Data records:
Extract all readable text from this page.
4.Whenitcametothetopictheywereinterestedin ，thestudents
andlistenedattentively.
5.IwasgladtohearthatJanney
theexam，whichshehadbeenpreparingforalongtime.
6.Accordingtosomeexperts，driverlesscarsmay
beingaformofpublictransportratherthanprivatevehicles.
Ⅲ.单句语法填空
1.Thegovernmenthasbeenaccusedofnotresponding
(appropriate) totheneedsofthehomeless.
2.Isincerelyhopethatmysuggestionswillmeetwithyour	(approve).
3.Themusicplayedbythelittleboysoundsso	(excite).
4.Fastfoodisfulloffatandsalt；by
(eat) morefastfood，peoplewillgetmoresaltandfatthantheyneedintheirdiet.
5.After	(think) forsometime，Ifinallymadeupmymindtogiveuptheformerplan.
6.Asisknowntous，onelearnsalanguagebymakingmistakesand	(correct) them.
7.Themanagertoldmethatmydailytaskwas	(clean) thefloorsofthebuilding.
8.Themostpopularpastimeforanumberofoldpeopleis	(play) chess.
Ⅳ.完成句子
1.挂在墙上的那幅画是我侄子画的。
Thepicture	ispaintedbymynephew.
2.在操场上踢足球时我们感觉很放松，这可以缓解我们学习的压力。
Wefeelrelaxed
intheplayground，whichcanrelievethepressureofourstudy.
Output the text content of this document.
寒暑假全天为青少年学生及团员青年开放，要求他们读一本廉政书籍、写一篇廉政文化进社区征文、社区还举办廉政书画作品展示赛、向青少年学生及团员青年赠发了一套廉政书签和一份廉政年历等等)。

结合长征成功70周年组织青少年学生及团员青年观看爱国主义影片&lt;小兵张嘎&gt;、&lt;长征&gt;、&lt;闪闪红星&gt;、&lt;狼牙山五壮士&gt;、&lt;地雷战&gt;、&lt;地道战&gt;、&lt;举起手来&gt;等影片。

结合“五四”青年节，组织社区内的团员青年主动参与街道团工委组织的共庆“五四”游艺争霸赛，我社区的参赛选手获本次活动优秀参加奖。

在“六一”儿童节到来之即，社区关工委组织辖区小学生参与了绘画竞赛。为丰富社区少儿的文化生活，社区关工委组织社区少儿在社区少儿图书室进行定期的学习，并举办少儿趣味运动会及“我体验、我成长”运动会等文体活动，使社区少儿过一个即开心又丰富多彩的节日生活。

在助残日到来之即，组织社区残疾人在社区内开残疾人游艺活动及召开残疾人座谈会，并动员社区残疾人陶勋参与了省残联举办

# [EXERCISE INSTRUCTIONS]
Write out all of the records above exactly as they appear.

# [ANSWER TO THIS TASK]
Extract all readable text from this page.
4.Whenitcametothetopictheywereinterestedin ，thestudents
andlistenedattentively.
5.IwasgladtohearthatJanney
theexam，whichshehadbeenpreparingforalongtime.
6.Accordingtosomeexperts，driverlesscarsmay
beingaformofpublictransportratherthanprivatevehicles.
Ⅲ.单句语法填空
1.Thegovernmenthasbeenaccusedofnotresponding
(appropriate) totheneedsofthehomeless.
2.Isincerelyhopethatmysuggestionswillmeetwithyour	(approve).
3.Themusicplayedbythelittleboysoundsso	(excite).
4.Fastfoodisfulloffatandsalt；by
(eat) morefastfood，peoplewillgetmoresaltandfatthantheyneedintheirdiet.
5.After	(think) forsometime，Ifinallymadeupmymindtogiveuptheformerplan.
6.Asisknowntous，onelearnsalanguagebymakingmistakesand	(correct) them.
7.Themanagertoldmethatmydailytaskwas	(clean) thefloorsofthebuilding.
8.Themostpopularpastimeforanumberofoldpeopleis	(play) chess.
Ⅳ.完成句子
1.挂在墙上的那幅画是我侄子画的。
Thepicture	ispaintedbymynephew.
2.在操场上踢足球时我们感觉很放松，这可以缓解我们学习的压力。
Wefeelrelaxed
intheplayground，whichcanrelievethepressureofourstudy.
Output the text content of this document.
寒暑假全天为青少年学生及团员青年开放，要求他们读一本廉政书籍、写一篇廉政文化进社区征文、社区还举办廉政书画作品展示赛、向青少年学生及团员青年赠发了一套廉政书签和一份廉政年历等等)。

结合长征成功70周年组织青少年学生及团员青年观看爱国主义影片&lt;小兵张嘎&gt;、&lt;长征&gt;、&lt;闪闪红星&gt;、&lt;狼牙山五壮士&gt;、&lt;地雷战&gt;、&lt;地道战&gt;、&lt;举起手来&gt;等影片。

结合“五四”青年节，组织社区内的团员青年主动参与街道团工委组织的共庆“五四”游艺争霸赛，我社区的参赛选手获本次活动优秀参加奖。

在“六一”儿童节到来之即，社区关工委组织辖区小学生参与了绘画竞赛。为丰富社区少儿的文化生活，社区关工委组织社区少儿在社区少儿图书室进行定期的学习，并举办少儿趣味运动会及“我体验、我成长”运动会等文体活动，使社区少儿过一个即开心又丰富多彩的节日生活。

在助残日到来之即，组织社区残疾人在社区内开残疾人游艺活动及召开残疾人座谈会，并动员社区残疾人陶勋参与了省残联举办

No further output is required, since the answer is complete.